▶ _What the exercise asks_
Extract every line of the data below and copy each one verbatim, in its original order.

Raw data
□ □ □ □ □ □ □

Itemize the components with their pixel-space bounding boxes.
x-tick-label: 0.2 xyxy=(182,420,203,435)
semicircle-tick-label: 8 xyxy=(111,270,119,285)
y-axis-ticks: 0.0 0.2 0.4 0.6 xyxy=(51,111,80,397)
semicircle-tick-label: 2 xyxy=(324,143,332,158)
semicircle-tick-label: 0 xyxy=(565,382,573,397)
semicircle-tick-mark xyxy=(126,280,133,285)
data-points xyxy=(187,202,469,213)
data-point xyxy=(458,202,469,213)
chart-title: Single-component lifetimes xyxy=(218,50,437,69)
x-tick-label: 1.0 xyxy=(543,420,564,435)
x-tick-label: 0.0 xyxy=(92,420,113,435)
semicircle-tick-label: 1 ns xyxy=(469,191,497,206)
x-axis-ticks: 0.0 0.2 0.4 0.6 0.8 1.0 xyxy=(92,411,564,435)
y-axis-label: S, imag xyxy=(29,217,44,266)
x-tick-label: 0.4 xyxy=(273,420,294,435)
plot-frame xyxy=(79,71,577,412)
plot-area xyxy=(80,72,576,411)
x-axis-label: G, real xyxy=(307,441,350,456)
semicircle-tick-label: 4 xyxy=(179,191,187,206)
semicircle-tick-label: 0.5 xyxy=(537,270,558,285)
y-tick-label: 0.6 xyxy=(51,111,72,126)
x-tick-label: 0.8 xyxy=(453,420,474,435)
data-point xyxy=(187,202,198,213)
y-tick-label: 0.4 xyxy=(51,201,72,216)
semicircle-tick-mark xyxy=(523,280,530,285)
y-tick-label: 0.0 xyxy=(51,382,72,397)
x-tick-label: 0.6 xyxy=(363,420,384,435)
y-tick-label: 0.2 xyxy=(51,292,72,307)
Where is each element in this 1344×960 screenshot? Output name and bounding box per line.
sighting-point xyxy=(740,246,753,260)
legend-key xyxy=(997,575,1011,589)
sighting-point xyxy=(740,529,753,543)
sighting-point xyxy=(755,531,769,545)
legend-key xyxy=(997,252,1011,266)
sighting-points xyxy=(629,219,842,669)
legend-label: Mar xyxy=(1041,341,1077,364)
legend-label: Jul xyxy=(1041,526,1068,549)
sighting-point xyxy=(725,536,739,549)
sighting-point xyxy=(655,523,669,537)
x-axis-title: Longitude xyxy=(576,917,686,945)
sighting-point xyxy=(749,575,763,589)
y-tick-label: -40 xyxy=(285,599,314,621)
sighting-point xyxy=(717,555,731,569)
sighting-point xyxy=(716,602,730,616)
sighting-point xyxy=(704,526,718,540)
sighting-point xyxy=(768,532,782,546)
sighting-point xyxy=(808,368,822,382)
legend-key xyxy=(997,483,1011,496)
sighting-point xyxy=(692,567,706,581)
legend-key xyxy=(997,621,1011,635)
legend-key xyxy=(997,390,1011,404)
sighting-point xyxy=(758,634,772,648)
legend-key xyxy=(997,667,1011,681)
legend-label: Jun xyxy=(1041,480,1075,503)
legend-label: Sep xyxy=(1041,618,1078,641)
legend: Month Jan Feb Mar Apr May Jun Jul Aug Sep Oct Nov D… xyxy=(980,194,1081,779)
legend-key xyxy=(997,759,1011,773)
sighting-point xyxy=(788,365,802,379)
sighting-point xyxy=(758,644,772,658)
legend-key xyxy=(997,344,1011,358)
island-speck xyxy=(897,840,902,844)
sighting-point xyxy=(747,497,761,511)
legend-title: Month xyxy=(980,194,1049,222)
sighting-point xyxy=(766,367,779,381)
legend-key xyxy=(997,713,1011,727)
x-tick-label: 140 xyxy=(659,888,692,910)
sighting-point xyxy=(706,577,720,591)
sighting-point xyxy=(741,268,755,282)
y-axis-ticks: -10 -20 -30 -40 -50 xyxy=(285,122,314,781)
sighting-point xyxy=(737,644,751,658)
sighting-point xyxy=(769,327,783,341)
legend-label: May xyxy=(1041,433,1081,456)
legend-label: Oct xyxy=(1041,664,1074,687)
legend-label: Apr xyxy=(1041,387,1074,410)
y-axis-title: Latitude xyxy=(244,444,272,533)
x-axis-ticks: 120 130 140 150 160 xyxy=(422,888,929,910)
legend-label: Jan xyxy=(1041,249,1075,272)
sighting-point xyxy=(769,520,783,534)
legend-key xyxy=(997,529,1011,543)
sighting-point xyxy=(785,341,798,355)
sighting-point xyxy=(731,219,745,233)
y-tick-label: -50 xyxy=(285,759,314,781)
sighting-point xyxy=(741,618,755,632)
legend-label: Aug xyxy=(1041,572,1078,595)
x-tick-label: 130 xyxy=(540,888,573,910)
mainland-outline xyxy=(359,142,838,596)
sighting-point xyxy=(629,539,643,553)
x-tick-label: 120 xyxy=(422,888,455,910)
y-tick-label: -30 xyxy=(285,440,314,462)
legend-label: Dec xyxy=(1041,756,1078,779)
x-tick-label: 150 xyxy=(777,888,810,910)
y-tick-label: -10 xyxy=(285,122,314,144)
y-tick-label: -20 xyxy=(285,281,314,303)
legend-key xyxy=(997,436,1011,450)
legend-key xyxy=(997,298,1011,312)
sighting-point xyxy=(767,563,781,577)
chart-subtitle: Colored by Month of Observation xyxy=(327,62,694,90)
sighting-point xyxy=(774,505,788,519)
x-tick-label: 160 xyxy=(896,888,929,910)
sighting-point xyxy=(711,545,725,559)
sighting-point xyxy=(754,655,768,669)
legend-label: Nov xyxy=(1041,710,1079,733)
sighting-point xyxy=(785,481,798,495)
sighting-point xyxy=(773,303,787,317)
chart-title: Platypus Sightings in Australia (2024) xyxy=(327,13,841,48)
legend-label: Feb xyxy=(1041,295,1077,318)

□ □ □ □ □ □ □

▶ _Problem solution_
Itemize the components with their pixel-space bounding boxes.
x-tick-label: 0.2 xyxy=(182,420,203,435)
semicircle-tick-label: 8 xyxy=(111,270,119,285)
y-axis-ticks: 0.0 0.2 0.4 0.6 xyxy=(51,111,80,397)
semicircle-tick-label: 2 xyxy=(324,143,332,158)
semicircle-tick-label: 0 xyxy=(565,382,573,397)
semicircle-tick-mark xyxy=(126,280,133,285)
data-points xyxy=(187,202,469,213)
data-point xyxy=(458,202,469,213)
chart-title: Single-component lifetimes xyxy=(218,50,437,69)
x-tick-label: 1.0 xyxy=(543,420,564,435)
x-tick-label: 0.0 xyxy=(92,420,113,435)
semicircle-tick-label: 1 ns xyxy=(469,191,497,206)
x-axis-ticks: 0.0 0.2 0.4 0.6 0.8 1.0 xyxy=(92,411,564,435)
y-axis-label: S, imag xyxy=(29,217,44,266)
x-tick-label: 0.4 xyxy=(273,420,294,435)
plot-frame xyxy=(79,71,577,412)
plot-area xyxy=(80,72,576,411)
x-axis-label: G, real xyxy=(307,441,350,456)
semicircle-tick-label: 4 xyxy=(179,191,187,206)
semicircle-tick-label: 0.5 xyxy=(537,270,558,285)
y-tick-label: 0.6 xyxy=(51,111,72,126)
x-tick-label: 0.8 xyxy=(453,420,474,435)
data-point xyxy=(187,202,198,213)
y-tick-label: 0.4 xyxy=(51,201,72,216)
semicircle-tick-mark xyxy=(523,280,530,285)
y-tick-label: 0.0 xyxy=(51,382,72,397)
x-tick-label: 0.6 xyxy=(363,420,384,435)
y-tick-label: 0.2 xyxy=(51,292,72,307)
Where is each element in this 1344×960 screenshot? Output name and bounding box per line.
sighting-point xyxy=(740,246,753,260)
legend-key xyxy=(997,575,1011,589)
sighting-point xyxy=(740,529,753,543)
sighting-point xyxy=(755,531,769,545)
legend-key xyxy=(997,252,1011,266)
sighting-points xyxy=(629,219,842,669)
legend-label: Mar xyxy=(1041,341,1077,364)
legend-label: Jul xyxy=(1041,526,1068,549)
sighting-point xyxy=(725,536,739,549)
sighting-point xyxy=(655,523,669,537)
x-axis-title: Longitude xyxy=(576,917,686,945)
sighting-point xyxy=(749,575,763,589)
y-tick-label: -40 xyxy=(285,599,314,621)
sighting-point xyxy=(717,555,731,569)
sighting-point xyxy=(716,602,730,616)
sighting-point xyxy=(704,526,718,540)
sighting-point xyxy=(768,532,782,546)
sighting-point xyxy=(808,368,822,382)
legend-key xyxy=(997,483,1011,496)
sighting-point xyxy=(692,567,706,581)
legend-key xyxy=(997,621,1011,635)
legend-key xyxy=(997,390,1011,404)
sighting-point xyxy=(758,634,772,648)
legend-key xyxy=(997,667,1011,681)
legend-label: Jun xyxy=(1041,480,1075,503)
legend-label: Sep xyxy=(1041,618,1078,641)
legend: Month Jan Feb Mar Apr May Jun Jul Aug Sep Oct Nov D… xyxy=(980,194,1081,779)
legend-key xyxy=(997,759,1011,773)
sighting-point xyxy=(788,365,802,379)
sighting-point xyxy=(758,644,772,658)
legend-key xyxy=(997,344,1011,358)
island-speck xyxy=(897,840,902,844)
sighting-point xyxy=(747,497,761,511)
legend-title: Month xyxy=(980,194,1049,222)
sighting-point xyxy=(766,367,779,381)
legend-key xyxy=(997,713,1011,727)
x-tick-label: 140 xyxy=(659,888,692,910)
sighting-point xyxy=(706,577,720,591)
sighting-point xyxy=(741,268,755,282)
y-axis-ticks: -10 -20 -30 -40 -50 xyxy=(285,122,314,781)
sighting-point xyxy=(737,644,751,658)
sighting-point xyxy=(769,327,783,341)
legend-label: May xyxy=(1041,433,1081,456)
legend-label: Oct xyxy=(1041,664,1074,687)
legend-label: Apr xyxy=(1041,387,1074,410)
y-axis-title: Latitude xyxy=(244,444,272,533)
x-axis-ticks: 120 130 140 150 160 xyxy=(422,888,929,910)
legend-label: Jan xyxy=(1041,249,1075,272)
sighting-point xyxy=(769,520,783,534)
legend-key xyxy=(997,529,1011,543)
sighting-point xyxy=(785,341,798,355)
sighting-point xyxy=(731,219,745,233)
y-tick-label: -50 xyxy=(285,759,314,781)
sighting-point xyxy=(741,618,755,632)
legend-label: Aug xyxy=(1041,572,1078,595)
x-tick-label: 130 xyxy=(540,888,573,910)
mainland-outline xyxy=(359,142,838,596)
sighting-point xyxy=(629,539,643,553)
x-tick-label: 120 xyxy=(422,888,455,910)
y-tick-label: -30 xyxy=(285,440,314,462)
legend-label: Dec xyxy=(1041,756,1078,779)
x-tick-label: 150 xyxy=(777,888,810,910)
y-tick-label: -10 xyxy=(285,122,314,144)
y-tick-label: -20 xyxy=(285,281,314,303)
legend-key xyxy=(997,436,1011,450)
legend-key xyxy=(997,298,1011,312)
sighting-point xyxy=(767,563,781,577)
chart-subtitle: Colored by Month of Observation xyxy=(327,62,694,90)
sighting-point xyxy=(774,505,788,519)
x-tick-label: 160 xyxy=(896,888,929,910)
sighting-point xyxy=(711,545,725,559)
sighting-point xyxy=(754,655,768,669)
legend-label: Nov xyxy=(1041,710,1079,733)
sighting-point xyxy=(785,481,798,495)
sighting-point xyxy=(773,303,787,317)
chart-title: Platypus Sightings in Australia (2024) xyxy=(327,13,841,48)
legend-label: Feb xyxy=(1041,295,1077,318)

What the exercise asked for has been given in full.